### Directions for this task
Show every line where "Microsoft" occurs.
Begin Task input
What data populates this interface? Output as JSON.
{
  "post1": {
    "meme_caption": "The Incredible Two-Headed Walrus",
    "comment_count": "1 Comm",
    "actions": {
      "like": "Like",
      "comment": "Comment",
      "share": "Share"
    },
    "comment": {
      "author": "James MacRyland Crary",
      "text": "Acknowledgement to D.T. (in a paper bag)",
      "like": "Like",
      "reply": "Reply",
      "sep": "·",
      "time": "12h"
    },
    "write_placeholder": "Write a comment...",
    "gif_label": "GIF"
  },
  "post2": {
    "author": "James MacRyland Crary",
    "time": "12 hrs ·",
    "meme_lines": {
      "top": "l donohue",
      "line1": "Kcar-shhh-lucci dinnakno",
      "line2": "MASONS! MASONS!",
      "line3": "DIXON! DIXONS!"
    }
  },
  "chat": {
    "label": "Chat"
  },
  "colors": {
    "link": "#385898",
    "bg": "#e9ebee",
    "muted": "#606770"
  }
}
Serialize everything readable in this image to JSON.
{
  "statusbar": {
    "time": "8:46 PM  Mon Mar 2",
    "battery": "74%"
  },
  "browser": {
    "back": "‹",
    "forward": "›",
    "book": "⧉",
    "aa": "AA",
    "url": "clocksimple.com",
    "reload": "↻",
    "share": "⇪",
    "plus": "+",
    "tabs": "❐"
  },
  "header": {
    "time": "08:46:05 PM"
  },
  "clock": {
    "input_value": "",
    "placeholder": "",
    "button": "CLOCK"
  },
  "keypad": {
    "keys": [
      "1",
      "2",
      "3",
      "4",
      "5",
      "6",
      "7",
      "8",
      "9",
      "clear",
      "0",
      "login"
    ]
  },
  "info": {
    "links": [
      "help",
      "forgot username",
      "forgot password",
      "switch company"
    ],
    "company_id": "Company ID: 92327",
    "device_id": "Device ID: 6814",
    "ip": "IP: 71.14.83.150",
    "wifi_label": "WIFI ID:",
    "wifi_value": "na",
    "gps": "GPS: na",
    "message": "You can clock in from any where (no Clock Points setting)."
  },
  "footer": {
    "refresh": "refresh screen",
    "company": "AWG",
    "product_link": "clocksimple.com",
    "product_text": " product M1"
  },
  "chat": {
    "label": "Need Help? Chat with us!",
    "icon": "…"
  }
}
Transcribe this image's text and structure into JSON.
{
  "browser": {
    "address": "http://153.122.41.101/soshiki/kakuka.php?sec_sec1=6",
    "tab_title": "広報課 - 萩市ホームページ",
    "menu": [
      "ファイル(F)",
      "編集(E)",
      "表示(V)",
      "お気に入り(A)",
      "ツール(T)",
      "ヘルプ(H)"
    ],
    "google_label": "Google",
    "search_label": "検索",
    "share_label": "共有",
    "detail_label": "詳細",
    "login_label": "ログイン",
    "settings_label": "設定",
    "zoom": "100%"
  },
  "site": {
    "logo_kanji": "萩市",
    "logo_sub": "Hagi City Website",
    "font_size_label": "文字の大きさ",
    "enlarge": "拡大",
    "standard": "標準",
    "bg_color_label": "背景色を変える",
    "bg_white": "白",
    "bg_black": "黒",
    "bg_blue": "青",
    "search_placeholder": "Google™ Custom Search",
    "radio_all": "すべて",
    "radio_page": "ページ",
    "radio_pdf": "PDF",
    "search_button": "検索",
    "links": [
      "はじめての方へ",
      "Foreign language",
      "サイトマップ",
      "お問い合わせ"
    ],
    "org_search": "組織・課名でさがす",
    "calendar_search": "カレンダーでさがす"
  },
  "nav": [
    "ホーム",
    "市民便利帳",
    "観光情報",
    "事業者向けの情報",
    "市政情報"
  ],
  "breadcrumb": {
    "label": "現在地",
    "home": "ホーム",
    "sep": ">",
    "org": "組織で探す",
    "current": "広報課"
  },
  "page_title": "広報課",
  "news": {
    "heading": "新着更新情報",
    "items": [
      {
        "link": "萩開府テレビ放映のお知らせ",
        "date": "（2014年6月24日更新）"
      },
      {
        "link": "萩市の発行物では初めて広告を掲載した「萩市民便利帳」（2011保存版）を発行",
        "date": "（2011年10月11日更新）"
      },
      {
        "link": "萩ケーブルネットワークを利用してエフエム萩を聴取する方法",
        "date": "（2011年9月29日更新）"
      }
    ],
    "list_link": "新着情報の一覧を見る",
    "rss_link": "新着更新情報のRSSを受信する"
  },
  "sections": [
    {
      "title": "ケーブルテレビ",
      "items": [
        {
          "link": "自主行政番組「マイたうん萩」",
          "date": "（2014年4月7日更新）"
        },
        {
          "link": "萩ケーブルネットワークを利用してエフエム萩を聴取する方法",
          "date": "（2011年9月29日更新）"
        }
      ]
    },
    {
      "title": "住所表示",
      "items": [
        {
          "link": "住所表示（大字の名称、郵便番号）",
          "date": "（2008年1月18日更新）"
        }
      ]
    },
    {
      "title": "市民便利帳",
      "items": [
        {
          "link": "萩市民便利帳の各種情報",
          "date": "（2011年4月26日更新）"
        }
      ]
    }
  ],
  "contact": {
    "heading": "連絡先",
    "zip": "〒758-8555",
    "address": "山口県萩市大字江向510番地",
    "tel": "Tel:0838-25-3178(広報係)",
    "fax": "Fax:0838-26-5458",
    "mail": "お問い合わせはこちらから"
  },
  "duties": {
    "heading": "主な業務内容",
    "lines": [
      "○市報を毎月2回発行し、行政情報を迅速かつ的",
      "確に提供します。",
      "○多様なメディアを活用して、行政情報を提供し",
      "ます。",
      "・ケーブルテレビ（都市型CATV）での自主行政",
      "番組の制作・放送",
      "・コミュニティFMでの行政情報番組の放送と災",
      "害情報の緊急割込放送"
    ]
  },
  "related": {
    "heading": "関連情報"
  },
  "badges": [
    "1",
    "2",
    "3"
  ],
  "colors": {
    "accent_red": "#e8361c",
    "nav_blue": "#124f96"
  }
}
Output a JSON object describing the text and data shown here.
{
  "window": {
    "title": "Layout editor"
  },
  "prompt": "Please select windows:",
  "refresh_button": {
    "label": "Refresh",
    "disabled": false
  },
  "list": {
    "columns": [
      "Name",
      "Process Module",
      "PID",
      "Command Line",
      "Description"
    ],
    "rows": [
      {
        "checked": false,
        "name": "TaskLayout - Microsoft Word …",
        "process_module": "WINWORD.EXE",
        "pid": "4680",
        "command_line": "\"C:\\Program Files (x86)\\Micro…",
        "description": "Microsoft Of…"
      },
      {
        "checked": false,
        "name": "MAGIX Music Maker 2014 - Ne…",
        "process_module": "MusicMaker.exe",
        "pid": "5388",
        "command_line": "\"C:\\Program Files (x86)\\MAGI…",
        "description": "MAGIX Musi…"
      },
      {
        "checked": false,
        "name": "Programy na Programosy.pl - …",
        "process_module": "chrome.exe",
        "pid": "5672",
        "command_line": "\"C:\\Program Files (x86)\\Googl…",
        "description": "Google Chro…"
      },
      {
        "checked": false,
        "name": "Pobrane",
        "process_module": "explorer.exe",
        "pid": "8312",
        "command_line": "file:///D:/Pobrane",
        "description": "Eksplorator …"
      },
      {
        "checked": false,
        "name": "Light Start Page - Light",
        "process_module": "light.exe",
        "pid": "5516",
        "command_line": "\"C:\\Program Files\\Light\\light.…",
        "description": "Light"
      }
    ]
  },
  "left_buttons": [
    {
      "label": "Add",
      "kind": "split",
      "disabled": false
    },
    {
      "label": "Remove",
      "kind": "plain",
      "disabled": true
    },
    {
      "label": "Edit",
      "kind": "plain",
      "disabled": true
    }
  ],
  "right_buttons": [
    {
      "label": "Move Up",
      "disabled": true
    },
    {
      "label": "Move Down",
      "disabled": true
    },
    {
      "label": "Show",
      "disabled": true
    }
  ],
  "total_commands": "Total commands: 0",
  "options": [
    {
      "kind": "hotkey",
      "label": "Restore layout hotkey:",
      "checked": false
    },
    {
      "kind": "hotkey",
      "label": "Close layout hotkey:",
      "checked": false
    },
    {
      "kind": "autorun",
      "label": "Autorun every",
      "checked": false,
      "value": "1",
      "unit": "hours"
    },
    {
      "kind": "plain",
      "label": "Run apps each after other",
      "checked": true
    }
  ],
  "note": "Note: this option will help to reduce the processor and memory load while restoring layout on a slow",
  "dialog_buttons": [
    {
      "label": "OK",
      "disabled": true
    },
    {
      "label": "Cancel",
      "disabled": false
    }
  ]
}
End Task input
### Written reply
        "name": "TaskLayout - Microsoft Word …",
        "description": "Microsoft Of…"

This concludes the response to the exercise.